■ **Extract provided**:
<<<<

Maier I; consistency

From Greg Williams (930410)

The reference is Norman R.F. Maier, FRUSTRATION: THE STUDY OF BEHAVIOR
WITHOUT A GOAL, McGraw-Hill, N.Y., 1949. It summarizes studies previously
reported in several articles published mainly in the JOURNAL OF
COMPARATIVE PSYCHOLOGY during the Forties (all listed in the book's
bibliography). Maier worked at the University of Michigan and is most
famous today, I think, for co-authoring a widely used textbook on
comparative psychology with T.C. Schneirla.

Maier's "frustration" experiments utilized the Lashley jumping apparatus,
a small perch from which a rat can jump and a nearby backdrop with two
side-by-side doors on which can be placed patterned cards. On a
particular trial, if a rat jumps to one of the doors, striking it with
its body, the door opens and the rat lands on a platform with food (Maier
labels this "reward"); if a rat jumps to the other door, the (locked)
door doesn't open, and the rat falls, after bumping against the door,
into a net below ("punishment").

>>>>

■ **Given instruction 1**: In the Maier passage, what is the name of the apparatus used in the "frustration" experiments?
■ **Given instruction 2**: Return the part of the Maier passage from "The reference is" to "door, the (locked)".
■ **Given instruction 3**: Write the next part of the Maier passage, picking up right after its last sentence.
The listing that comes next has no connection to the Maier passage.

■ **Data extract**:
<<<<

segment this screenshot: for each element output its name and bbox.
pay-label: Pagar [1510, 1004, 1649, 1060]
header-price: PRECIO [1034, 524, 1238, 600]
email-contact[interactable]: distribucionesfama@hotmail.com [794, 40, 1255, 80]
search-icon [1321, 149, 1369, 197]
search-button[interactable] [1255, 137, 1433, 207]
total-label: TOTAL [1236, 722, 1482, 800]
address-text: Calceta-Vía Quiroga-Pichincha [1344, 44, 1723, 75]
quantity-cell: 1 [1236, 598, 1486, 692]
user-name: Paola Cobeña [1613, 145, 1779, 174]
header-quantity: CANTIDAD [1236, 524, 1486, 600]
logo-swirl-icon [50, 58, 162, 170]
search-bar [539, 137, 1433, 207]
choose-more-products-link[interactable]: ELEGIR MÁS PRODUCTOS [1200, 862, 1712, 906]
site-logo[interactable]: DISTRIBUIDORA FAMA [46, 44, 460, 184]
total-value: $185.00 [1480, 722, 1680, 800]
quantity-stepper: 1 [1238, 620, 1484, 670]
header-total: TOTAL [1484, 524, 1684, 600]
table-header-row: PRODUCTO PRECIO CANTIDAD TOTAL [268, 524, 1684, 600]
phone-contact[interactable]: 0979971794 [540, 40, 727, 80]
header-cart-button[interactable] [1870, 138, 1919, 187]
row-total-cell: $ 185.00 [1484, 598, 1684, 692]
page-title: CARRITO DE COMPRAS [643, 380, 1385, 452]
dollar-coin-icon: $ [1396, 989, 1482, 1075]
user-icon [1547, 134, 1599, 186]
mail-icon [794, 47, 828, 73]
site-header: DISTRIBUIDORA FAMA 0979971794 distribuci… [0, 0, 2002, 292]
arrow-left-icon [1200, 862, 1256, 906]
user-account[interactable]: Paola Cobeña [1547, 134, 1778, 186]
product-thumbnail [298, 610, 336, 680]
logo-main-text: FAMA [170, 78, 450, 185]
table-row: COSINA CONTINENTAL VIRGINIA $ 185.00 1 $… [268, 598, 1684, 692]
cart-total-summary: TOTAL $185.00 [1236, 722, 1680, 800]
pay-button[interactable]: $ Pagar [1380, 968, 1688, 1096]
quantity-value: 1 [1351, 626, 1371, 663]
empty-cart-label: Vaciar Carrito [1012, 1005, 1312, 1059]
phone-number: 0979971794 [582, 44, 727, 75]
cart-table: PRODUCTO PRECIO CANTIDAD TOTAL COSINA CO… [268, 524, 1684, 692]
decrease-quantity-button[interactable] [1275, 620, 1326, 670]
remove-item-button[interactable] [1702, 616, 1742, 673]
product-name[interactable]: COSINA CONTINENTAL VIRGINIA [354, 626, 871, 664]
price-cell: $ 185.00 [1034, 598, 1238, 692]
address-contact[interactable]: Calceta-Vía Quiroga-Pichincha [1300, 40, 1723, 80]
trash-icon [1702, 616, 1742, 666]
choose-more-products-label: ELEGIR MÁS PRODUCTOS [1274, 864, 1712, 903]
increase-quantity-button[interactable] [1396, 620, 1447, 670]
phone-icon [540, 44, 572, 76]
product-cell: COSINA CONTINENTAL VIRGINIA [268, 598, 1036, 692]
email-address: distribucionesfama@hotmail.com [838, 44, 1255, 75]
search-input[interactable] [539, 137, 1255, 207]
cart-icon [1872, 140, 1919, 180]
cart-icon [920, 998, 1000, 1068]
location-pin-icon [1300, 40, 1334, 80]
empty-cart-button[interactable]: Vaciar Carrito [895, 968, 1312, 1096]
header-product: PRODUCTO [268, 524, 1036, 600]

>>>>

■ **Exercise output 1**: The Lashley jumping apparatus.

■ **Exercise output 2**:
The reference is Norman R.F. Maier, FRUSTRATION: THE STUDY OF BEHAVIOR
WITHOUT A GOAL, McGraw-Hill, N.Y., 1949. It summarizes studies previously
reported in several articles published mainly in the JOURNAL OF
COMPARATIVE PSYCHOLOGY during the Forties (all listed in the book's
bibliography). Maier worked at the University of Michigan and is most
famous today, I think, for co-authoring a widely used textbook on
comparative psychology with T.C. Schneirla.

Maier's "frustration" experiments utilized the Lashley jumping apparatus,
a small perch from which a rat can jump and a nearby backdrop with two
side-by-side doors on which can be placed patterned cards. On a
particular trial, if a rat jumps to one of the doors, striking it with
its body, the door opens and the rat lands on a platform with food (Maier
labels this "reward"); if a rat jumps to the other door, the (locked)

■ **Exercise output 3**:
25-28 - "When one of the cards is consistently locked and is changed to
both the right and left positions on different trials, the animal may be
trained to develop a preference for one of the pair of cards so that it
consistently chooses the card that leads to reward and avoids the card
that leads to punishment, regardless of the side (right or left) on which
the reward card is placed. Thus if the black card with the white circle
is consistently locked and the white card with the black circle is
consistently unlocked the rat learns to choose the latter. The choice of
responses is determined by the association of a symbol (appearance of the
cards) and the consequence of choices, and responses thus developed will
hereafter be called SYMBOL-REWARD RESPONSES....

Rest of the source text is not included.